▶ _EXERCISE TASK_:
Can you pull out each line of the data below that includes the word "this"?
== MATERIAL FOR THE TASK
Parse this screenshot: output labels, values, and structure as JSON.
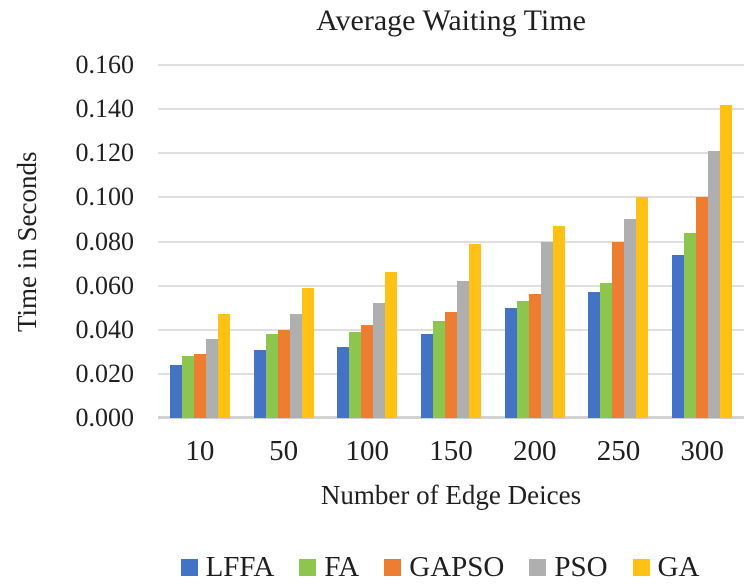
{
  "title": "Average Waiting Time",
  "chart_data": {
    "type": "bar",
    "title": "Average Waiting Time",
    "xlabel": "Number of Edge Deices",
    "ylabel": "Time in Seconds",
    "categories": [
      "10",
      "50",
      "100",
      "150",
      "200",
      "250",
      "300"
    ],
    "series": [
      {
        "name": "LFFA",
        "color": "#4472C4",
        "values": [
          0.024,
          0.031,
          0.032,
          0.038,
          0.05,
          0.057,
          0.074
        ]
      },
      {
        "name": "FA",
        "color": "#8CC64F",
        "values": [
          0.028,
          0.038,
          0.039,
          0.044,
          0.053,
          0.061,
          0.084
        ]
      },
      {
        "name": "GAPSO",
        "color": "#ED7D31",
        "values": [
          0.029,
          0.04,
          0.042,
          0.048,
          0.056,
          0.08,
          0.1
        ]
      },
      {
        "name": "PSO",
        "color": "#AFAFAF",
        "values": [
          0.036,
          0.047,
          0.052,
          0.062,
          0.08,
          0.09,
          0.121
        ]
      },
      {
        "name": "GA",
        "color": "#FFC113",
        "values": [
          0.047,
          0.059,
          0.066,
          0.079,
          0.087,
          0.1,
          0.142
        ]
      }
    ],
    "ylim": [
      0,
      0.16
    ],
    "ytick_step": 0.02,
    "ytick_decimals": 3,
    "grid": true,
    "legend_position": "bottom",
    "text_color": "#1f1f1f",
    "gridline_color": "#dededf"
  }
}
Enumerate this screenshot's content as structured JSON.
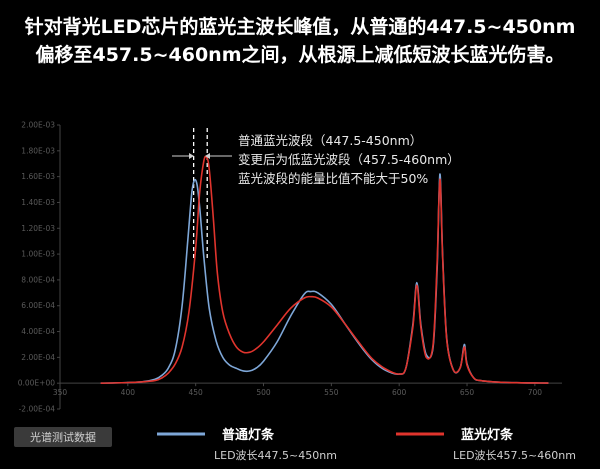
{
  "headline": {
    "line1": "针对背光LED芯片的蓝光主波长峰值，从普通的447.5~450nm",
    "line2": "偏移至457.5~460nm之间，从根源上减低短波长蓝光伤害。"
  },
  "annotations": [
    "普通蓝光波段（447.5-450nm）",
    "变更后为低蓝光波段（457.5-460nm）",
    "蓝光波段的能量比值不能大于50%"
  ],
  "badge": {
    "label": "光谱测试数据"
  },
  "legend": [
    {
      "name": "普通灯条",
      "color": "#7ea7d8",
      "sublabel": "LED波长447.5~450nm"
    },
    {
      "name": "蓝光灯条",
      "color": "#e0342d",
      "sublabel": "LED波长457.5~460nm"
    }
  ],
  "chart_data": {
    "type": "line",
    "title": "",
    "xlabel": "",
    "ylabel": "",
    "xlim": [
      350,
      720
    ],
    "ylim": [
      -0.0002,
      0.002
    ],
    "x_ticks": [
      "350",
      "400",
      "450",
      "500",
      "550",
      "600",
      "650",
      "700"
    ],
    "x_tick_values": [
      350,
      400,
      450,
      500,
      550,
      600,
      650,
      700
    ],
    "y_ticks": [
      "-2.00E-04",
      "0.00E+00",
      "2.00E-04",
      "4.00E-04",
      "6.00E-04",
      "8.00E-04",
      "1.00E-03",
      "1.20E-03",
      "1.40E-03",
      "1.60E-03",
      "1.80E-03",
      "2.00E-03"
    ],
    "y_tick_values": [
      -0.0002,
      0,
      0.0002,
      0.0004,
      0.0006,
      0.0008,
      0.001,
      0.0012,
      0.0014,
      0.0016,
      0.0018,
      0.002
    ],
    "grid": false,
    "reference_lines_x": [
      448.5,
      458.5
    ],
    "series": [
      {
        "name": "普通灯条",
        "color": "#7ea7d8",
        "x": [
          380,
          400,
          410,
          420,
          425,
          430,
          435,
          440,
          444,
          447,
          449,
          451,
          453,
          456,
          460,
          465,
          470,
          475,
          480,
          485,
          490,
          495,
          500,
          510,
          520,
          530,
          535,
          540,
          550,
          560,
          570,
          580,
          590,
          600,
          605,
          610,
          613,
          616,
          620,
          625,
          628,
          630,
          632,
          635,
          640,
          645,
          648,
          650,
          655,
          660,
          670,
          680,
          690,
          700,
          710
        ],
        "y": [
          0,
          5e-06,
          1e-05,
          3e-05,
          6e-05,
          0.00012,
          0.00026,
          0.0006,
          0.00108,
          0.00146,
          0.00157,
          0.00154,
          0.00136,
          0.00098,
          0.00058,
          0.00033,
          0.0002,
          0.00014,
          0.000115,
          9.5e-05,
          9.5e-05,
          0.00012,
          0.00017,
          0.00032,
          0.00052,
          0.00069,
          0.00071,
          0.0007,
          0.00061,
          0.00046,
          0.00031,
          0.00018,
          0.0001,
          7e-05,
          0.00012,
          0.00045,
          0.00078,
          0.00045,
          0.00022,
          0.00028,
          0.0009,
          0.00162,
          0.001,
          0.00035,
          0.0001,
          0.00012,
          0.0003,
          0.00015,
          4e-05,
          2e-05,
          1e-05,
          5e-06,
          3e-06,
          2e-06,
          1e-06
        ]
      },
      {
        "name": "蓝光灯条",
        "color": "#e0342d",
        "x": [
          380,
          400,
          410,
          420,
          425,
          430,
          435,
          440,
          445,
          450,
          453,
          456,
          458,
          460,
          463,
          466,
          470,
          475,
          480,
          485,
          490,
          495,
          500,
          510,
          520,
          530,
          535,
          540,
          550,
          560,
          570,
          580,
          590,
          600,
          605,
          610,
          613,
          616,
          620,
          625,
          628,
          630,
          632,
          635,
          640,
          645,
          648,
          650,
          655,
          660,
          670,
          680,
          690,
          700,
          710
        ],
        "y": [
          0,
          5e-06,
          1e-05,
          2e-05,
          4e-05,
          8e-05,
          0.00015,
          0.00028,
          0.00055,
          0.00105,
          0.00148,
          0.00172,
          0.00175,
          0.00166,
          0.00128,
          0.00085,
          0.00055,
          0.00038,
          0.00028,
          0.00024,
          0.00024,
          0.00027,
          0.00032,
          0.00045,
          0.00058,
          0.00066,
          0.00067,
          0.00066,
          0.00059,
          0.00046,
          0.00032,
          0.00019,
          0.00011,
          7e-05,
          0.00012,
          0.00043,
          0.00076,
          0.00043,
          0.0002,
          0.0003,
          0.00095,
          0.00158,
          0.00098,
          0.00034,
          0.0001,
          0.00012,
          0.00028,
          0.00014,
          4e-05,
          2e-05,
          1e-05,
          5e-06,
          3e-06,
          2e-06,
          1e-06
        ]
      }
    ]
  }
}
====
▶ _OUTPUT OF THE TASK_:
Parse this screenshot: output labels, values, and structure as JSON.
Enumerate this screenshot's content as structured JSON.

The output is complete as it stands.